** START **

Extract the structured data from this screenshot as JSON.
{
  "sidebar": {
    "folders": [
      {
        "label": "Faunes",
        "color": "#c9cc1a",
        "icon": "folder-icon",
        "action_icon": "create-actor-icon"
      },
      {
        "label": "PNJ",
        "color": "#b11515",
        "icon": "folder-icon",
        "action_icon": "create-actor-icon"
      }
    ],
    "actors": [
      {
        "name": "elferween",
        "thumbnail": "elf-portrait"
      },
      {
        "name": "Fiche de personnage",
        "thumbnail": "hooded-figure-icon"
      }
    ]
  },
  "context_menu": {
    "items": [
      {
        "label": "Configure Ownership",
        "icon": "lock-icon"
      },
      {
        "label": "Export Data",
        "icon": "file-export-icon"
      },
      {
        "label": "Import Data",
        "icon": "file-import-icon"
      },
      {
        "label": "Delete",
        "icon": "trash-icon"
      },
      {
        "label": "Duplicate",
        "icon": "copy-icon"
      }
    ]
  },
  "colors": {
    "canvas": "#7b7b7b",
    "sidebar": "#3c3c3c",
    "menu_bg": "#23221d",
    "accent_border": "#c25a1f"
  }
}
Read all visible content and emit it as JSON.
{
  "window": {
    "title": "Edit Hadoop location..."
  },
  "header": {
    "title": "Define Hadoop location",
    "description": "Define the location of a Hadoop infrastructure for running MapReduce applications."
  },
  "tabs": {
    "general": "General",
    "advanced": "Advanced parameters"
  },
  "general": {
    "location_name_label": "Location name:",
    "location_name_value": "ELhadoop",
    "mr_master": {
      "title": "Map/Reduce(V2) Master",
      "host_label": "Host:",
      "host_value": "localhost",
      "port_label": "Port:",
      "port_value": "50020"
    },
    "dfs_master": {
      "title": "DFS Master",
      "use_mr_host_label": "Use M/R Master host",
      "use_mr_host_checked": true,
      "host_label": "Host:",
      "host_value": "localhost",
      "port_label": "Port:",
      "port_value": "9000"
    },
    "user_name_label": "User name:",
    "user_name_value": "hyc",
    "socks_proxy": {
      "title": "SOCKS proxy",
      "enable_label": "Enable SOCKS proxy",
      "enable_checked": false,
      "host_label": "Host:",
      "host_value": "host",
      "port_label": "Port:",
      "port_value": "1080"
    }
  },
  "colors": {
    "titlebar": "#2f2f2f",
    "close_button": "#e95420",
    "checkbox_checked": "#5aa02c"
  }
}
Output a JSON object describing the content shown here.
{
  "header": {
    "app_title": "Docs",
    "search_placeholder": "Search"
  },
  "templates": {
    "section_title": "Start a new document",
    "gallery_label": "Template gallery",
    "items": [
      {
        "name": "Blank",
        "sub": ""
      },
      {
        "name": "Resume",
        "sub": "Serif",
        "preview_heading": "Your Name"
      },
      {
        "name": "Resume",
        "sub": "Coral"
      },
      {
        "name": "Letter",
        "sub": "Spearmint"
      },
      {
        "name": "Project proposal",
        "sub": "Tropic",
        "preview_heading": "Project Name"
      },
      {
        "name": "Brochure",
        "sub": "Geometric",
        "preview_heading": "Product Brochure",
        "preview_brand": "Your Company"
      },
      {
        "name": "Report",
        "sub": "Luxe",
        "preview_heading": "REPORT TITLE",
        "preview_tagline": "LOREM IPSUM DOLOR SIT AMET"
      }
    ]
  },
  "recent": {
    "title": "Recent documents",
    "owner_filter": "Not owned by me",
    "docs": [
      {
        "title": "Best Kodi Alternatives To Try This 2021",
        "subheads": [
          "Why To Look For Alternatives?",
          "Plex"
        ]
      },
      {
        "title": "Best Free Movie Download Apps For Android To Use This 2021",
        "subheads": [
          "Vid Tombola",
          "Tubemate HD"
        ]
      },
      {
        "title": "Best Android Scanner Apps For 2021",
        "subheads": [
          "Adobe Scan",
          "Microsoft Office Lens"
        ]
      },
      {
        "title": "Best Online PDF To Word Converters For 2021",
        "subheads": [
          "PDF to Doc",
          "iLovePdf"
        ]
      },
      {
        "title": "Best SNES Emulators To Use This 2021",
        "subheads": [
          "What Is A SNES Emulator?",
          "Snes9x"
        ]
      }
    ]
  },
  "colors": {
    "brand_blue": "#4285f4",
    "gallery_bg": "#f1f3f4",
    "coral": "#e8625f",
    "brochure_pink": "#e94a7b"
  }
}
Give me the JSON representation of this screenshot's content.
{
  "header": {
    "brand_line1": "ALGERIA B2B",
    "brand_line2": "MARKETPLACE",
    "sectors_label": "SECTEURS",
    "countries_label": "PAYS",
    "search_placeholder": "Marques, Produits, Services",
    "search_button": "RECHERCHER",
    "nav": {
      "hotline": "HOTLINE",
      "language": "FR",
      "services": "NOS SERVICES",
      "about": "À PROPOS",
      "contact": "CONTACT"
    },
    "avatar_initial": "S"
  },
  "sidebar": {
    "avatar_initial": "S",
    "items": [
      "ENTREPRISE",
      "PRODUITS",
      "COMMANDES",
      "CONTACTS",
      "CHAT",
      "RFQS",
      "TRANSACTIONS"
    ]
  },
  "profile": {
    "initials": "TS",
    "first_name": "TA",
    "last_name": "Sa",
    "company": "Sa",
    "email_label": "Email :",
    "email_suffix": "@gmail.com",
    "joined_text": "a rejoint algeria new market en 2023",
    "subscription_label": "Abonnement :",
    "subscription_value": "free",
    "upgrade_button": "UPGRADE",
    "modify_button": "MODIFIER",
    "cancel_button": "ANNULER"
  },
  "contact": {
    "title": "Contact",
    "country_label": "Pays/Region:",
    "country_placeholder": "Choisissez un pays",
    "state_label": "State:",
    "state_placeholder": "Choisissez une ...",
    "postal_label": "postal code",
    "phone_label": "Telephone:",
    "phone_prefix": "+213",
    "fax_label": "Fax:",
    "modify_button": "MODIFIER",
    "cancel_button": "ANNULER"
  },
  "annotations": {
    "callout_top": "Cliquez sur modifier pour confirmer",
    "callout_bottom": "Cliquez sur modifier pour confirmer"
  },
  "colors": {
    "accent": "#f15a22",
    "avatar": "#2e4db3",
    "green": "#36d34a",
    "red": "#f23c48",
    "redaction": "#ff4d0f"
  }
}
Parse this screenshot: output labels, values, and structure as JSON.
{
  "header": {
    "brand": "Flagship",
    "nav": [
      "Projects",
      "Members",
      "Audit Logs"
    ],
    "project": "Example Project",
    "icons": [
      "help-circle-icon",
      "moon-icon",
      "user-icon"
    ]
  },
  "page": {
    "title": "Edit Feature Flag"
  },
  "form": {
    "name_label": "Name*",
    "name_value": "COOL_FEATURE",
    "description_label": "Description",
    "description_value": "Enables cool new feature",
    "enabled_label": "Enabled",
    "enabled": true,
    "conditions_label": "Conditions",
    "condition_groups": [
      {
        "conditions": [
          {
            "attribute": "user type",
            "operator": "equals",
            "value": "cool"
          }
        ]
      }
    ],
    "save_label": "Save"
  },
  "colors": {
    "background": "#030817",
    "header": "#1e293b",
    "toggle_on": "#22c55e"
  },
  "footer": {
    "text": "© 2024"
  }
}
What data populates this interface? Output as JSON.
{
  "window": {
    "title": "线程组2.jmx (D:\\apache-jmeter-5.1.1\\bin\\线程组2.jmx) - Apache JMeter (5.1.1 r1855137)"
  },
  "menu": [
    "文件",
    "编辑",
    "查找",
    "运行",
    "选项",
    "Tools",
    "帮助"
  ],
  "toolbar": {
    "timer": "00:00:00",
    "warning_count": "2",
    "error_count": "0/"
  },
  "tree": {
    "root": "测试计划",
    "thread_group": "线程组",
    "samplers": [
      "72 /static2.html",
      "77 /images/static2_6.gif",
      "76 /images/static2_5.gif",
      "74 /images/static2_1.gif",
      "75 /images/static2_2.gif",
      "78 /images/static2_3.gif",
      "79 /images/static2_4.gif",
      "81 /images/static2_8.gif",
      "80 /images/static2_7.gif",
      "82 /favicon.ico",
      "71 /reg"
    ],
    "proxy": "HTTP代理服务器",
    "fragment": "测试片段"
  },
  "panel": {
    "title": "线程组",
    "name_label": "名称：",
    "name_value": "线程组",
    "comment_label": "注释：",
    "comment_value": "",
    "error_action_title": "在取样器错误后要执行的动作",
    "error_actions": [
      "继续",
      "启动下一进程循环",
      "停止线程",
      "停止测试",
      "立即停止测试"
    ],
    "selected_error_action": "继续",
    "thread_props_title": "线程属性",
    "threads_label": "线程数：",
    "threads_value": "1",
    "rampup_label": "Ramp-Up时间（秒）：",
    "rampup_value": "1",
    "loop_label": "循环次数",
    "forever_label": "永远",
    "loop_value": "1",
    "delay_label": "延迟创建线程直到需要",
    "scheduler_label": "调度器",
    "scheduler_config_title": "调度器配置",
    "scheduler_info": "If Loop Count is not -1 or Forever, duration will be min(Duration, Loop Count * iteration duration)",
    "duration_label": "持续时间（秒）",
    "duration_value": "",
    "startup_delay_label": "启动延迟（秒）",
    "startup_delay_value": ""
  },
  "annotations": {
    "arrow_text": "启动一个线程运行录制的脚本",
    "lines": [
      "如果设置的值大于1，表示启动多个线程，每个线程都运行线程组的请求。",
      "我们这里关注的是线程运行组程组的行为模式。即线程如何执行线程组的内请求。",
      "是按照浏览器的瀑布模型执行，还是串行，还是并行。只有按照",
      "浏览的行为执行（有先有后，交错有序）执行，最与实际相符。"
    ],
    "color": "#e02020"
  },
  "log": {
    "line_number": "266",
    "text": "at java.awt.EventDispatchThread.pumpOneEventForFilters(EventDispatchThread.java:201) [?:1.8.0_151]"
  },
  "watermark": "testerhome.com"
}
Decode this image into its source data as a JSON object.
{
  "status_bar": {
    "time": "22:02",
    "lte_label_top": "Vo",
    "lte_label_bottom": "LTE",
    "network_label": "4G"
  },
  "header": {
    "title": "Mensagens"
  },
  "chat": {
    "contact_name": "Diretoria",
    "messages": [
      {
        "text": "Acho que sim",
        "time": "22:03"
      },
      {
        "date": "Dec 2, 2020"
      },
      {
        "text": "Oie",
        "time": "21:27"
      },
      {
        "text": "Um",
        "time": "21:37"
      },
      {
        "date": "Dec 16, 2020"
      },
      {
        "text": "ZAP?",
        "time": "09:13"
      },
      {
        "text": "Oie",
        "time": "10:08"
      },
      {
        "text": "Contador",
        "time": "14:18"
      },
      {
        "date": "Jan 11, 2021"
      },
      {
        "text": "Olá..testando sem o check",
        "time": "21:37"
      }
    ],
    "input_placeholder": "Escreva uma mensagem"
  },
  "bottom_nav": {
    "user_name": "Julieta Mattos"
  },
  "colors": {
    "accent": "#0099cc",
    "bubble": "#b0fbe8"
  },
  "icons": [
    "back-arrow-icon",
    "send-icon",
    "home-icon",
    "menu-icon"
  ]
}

** END **

§ **PROBLEM TO WORK ON**: Scan the data above; copy every line where "Choisissez" appears.

§ **WORKED ANSWER**:
    "country_placeholder": "Choisissez un pays",
    "state_placeholder": "Choisissez une ...",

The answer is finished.